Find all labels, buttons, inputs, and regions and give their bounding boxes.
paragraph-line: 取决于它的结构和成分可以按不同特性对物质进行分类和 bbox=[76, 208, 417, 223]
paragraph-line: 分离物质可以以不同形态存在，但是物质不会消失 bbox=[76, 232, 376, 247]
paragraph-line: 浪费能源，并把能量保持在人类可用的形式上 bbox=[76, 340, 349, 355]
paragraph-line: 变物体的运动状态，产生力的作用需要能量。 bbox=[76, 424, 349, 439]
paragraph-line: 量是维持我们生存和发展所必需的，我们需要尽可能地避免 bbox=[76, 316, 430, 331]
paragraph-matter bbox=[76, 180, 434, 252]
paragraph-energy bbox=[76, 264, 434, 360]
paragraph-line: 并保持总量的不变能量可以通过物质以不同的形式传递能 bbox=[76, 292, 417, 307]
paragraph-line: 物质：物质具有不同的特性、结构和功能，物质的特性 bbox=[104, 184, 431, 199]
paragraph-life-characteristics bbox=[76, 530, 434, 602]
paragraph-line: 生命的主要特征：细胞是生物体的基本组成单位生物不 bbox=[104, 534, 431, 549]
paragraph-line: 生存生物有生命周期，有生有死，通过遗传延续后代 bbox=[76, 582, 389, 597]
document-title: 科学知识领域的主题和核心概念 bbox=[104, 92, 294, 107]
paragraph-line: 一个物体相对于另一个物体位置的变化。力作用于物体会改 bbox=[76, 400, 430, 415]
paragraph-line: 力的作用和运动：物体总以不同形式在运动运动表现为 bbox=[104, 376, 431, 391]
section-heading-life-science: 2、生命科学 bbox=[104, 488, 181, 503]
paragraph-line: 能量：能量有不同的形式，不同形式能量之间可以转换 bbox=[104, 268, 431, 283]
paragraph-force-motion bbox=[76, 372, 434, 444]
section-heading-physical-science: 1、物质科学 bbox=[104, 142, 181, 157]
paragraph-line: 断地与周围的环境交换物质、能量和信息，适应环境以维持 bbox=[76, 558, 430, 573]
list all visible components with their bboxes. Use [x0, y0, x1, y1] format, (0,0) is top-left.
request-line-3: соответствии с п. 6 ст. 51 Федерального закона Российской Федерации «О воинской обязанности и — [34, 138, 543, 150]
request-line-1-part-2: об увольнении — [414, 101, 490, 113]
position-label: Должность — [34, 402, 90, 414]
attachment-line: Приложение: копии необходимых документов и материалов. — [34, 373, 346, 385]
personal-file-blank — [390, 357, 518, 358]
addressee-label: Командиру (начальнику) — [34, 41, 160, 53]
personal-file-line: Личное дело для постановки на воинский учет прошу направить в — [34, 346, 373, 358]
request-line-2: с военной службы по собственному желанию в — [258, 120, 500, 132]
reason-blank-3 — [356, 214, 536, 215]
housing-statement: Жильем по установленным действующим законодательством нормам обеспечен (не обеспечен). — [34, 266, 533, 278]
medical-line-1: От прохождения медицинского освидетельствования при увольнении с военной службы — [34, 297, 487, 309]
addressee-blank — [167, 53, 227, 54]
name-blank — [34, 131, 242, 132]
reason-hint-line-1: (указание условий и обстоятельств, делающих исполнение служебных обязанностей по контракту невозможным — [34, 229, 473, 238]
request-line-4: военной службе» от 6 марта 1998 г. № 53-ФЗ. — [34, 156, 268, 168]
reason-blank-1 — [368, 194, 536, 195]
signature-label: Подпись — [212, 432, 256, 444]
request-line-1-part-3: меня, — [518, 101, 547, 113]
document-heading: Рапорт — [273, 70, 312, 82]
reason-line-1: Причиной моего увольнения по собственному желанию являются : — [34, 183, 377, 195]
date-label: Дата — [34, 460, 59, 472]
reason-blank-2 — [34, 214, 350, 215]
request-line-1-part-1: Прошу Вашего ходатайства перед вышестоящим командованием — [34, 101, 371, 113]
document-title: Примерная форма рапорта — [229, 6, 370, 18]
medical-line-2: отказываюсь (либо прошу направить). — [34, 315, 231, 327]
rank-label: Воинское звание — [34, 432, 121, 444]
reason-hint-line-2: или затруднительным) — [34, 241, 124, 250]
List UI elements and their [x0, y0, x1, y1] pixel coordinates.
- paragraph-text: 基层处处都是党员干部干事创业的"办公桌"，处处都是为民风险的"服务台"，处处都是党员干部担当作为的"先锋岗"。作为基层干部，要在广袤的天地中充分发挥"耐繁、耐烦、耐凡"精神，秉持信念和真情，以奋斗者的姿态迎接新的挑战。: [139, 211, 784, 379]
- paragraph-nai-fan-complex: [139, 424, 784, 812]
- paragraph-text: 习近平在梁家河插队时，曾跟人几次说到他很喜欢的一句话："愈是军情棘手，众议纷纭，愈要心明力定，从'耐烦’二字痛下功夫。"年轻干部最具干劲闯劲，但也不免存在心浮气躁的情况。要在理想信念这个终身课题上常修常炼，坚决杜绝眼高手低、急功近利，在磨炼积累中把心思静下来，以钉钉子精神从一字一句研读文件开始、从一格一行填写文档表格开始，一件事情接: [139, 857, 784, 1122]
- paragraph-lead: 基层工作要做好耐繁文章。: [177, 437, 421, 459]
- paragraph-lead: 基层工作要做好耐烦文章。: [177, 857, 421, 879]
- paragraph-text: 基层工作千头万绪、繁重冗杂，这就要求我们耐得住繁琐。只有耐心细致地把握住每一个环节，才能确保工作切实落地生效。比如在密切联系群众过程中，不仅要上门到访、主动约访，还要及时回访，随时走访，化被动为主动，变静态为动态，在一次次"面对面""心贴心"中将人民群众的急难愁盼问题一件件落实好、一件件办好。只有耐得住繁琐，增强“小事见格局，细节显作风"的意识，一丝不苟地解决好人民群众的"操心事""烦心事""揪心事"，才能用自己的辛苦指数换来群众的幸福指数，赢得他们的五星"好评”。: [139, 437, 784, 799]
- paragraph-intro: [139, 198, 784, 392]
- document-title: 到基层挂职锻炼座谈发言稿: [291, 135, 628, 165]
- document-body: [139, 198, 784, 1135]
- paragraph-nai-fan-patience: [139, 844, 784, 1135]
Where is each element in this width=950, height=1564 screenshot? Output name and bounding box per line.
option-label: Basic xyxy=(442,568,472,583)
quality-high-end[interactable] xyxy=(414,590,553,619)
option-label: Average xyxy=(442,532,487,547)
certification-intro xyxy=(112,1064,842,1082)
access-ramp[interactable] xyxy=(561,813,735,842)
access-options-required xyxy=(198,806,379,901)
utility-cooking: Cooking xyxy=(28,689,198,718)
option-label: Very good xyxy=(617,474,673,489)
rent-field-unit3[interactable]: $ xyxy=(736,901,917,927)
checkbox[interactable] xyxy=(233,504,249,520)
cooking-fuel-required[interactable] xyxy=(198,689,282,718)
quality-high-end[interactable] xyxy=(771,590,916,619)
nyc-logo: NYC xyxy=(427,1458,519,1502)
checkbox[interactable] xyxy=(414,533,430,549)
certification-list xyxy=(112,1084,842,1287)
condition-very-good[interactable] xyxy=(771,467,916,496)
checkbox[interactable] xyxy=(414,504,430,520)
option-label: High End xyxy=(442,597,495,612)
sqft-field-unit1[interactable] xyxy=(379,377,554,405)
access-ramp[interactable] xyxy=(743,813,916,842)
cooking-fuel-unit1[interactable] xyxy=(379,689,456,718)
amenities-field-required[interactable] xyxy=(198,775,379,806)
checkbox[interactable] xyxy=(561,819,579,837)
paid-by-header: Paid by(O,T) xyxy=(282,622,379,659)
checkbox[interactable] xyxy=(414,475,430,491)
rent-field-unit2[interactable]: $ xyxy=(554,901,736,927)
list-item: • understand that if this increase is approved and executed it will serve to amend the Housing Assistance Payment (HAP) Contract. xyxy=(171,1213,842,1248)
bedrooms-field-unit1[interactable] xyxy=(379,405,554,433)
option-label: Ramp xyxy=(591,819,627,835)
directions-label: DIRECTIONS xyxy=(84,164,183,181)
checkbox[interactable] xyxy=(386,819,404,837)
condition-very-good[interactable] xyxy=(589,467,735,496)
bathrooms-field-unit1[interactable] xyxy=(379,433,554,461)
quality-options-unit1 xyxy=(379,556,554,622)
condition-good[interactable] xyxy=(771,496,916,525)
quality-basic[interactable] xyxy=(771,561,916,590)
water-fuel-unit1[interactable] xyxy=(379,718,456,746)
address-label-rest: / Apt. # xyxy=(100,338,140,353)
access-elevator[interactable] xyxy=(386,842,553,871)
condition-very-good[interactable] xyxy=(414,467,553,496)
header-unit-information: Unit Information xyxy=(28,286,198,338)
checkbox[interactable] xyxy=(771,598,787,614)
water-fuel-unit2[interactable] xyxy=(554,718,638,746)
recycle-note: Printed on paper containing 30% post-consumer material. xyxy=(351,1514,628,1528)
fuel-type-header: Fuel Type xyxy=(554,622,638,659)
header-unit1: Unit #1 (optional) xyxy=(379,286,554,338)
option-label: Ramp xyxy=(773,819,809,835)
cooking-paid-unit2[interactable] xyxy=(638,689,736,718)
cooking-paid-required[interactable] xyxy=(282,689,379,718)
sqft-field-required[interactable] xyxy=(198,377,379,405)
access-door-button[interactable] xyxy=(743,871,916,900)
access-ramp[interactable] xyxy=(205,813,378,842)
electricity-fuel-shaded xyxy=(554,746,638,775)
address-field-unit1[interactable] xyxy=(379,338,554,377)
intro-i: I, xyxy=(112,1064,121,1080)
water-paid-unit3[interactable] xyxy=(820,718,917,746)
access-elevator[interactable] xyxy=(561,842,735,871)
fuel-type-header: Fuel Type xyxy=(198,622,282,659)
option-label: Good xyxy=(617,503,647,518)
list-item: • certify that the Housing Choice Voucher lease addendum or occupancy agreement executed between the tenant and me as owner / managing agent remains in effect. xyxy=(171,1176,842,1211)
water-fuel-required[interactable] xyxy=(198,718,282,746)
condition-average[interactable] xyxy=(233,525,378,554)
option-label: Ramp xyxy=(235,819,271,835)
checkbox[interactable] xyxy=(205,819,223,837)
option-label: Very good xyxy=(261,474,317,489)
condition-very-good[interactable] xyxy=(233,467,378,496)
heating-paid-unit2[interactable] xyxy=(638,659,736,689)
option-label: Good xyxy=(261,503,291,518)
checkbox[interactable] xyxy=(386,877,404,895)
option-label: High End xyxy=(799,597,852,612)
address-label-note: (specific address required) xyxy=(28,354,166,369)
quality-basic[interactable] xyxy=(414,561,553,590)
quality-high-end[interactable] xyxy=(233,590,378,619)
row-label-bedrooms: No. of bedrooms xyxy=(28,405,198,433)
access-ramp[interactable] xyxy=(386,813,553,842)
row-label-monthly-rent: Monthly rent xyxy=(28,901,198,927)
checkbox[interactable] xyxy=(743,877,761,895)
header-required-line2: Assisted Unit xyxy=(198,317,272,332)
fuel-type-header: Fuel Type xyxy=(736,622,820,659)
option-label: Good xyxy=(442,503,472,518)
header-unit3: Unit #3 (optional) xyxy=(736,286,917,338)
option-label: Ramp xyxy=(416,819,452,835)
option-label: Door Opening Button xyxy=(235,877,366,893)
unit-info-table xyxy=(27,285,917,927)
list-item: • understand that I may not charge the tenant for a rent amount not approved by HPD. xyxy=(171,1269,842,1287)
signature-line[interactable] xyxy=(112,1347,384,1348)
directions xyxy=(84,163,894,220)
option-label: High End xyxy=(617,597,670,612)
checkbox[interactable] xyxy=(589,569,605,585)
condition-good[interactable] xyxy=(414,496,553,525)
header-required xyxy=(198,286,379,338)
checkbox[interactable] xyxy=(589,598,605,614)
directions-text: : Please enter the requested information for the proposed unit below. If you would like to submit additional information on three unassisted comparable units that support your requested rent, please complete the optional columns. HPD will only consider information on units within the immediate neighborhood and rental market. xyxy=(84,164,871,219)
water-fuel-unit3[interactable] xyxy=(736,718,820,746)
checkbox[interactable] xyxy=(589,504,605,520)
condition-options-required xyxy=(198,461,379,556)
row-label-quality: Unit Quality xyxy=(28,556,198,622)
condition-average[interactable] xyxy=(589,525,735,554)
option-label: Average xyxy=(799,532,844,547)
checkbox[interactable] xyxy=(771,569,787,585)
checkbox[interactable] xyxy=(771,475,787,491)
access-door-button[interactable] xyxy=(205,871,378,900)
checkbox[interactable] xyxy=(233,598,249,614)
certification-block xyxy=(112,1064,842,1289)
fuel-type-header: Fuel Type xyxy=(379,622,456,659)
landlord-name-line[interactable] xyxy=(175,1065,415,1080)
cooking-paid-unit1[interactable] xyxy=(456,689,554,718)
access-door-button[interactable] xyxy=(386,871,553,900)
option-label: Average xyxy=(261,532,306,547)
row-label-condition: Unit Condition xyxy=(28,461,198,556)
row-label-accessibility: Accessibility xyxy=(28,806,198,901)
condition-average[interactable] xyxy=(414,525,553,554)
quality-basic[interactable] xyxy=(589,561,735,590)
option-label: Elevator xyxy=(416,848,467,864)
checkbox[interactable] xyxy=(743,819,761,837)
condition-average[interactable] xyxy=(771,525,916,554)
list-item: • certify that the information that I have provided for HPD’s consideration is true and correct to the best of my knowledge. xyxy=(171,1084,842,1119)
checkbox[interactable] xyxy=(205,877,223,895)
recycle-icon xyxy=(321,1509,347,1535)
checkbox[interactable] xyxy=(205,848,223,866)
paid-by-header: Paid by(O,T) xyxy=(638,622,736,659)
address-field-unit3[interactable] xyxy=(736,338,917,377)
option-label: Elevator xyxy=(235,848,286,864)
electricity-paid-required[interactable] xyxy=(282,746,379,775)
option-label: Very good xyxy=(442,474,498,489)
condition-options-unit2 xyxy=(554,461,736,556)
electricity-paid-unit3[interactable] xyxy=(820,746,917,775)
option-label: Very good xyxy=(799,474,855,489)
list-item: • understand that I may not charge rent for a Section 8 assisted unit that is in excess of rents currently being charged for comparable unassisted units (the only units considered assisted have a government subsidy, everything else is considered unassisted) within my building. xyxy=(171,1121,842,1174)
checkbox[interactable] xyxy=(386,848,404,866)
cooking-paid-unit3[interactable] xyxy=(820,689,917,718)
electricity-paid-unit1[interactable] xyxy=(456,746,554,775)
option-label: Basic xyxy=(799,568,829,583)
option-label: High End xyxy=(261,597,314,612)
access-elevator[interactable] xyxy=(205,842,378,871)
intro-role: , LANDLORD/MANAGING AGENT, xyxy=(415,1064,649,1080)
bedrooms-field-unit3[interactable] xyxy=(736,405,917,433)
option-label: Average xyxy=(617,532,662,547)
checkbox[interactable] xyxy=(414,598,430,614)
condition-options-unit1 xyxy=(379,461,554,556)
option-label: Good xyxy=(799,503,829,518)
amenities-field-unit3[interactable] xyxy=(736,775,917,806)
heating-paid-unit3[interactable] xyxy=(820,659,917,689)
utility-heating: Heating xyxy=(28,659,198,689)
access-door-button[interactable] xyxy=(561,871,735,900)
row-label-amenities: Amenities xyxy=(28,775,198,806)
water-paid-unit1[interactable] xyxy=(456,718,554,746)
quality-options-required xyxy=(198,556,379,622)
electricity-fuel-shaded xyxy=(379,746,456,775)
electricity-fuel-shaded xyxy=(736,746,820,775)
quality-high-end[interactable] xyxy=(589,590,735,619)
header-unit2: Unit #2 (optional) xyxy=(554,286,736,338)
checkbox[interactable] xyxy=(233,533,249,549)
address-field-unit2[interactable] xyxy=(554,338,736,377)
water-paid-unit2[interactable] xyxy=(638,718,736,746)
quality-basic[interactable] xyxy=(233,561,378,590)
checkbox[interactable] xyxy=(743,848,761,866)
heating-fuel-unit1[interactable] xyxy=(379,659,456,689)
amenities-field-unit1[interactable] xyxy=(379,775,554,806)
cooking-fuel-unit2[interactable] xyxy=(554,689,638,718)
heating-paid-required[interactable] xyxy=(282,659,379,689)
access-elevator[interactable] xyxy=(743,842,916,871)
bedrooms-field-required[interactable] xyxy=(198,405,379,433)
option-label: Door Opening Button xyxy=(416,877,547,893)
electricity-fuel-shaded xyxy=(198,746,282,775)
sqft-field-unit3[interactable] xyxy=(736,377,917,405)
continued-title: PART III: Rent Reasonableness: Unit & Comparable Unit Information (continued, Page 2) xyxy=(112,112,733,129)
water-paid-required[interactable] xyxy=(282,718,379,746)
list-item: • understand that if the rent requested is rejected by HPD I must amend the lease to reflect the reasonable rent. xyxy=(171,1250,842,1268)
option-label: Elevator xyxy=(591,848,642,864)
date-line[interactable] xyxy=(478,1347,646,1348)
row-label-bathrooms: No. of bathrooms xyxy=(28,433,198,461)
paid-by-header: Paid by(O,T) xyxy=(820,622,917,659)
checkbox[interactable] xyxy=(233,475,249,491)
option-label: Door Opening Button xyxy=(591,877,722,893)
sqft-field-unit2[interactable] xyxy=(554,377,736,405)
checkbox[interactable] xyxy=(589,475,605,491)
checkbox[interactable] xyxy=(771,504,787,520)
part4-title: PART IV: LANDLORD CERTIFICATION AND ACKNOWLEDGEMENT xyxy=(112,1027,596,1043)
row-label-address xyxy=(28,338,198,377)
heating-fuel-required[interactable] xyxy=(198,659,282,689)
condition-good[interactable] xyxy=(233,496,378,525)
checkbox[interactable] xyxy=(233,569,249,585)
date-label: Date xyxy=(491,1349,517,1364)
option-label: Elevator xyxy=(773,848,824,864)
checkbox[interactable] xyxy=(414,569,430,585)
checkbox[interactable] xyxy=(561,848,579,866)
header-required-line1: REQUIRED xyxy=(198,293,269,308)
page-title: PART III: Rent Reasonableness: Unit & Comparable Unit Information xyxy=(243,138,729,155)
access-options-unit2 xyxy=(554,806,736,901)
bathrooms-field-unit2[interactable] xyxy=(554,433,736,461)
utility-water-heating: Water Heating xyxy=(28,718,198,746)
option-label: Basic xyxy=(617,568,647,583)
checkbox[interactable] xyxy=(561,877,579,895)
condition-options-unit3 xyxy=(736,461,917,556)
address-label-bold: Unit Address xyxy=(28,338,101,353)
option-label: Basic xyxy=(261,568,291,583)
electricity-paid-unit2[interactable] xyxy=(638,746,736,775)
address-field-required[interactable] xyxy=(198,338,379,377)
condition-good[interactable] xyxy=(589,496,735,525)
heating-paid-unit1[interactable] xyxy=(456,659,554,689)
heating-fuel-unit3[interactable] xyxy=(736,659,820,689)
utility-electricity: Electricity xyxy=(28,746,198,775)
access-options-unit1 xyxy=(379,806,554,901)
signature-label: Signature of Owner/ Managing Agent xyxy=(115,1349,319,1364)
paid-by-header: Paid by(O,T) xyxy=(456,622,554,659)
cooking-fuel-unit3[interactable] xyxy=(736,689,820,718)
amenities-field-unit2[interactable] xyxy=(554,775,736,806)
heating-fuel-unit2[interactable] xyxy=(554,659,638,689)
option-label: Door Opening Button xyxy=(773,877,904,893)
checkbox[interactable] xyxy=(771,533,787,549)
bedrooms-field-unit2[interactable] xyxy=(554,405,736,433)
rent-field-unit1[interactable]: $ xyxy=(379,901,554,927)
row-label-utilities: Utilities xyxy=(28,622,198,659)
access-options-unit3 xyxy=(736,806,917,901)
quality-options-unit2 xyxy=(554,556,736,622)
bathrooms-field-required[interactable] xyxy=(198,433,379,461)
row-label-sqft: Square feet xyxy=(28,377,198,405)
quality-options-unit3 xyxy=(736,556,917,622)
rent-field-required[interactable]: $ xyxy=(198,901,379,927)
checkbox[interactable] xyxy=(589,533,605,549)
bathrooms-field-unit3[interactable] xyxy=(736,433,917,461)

- Set exercise -
Copy out the lines word for word, beginning with the first line and ending with the line that contains "section-heading-life-science: 2、生命科学 bbox=[104, 488, 181, 503]". Include both of these lines.

- Problem solution -
Find all labels, buttons, inputs, and regions and give their bounding boxes.
paragraph-line: 取决于它的结构和成分可以按不同特性对物质进行分类和 bbox=[76, 208, 417, 223]
paragraph-line: 分离物质可以以不同形态存在，但是物质不会消失 bbox=[76, 232, 376, 247]
paragraph-line: 浪费能源，并把能量保持在人类可用的形式上 bbox=[76, 340, 349, 355]
paragraph-line: 变物体的运动状态，产生力的作用需要能量。 bbox=[76, 424, 349, 439]
paragraph-line: 量是维持我们生存和发展所必需的，我们需要尽可能地避免 bbox=[76, 316, 430, 331]
paragraph-matter bbox=[76, 180, 434, 252]
paragraph-energy bbox=[76, 264, 434, 360]
paragraph-line: 并保持总量的不变能量可以通过物质以不同的形式传递能 bbox=[76, 292, 417, 307]
paragraph-line: 物质：物质具有不同的特性、结构和功能，物质的特性 bbox=[104, 184, 431, 199]
paragraph-life-characteristics bbox=[76, 530, 434, 602]
paragraph-line: 生命的主要特征：细胞是生物体的基本组成单位生物不 bbox=[104, 534, 431, 549]
paragraph-line: 生存生物有生命周期，有生有死，通过遗传延续后代 bbox=[76, 582, 389, 597]
document-title: 科学知识领域的主题和核心概念 bbox=[104, 92, 294, 107]
paragraph-line: 一个物体相对于另一个物体位置的变化。力作用于物体会改 bbox=[76, 400, 430, 415]
paragraph-line: 力的作用和运动：物体总以不同形式在运动运动表现为 bbox=[104, 376, 431, 391]
section-heading-life-science: 2、生命科学 bbox=[104, 488, 181, 503]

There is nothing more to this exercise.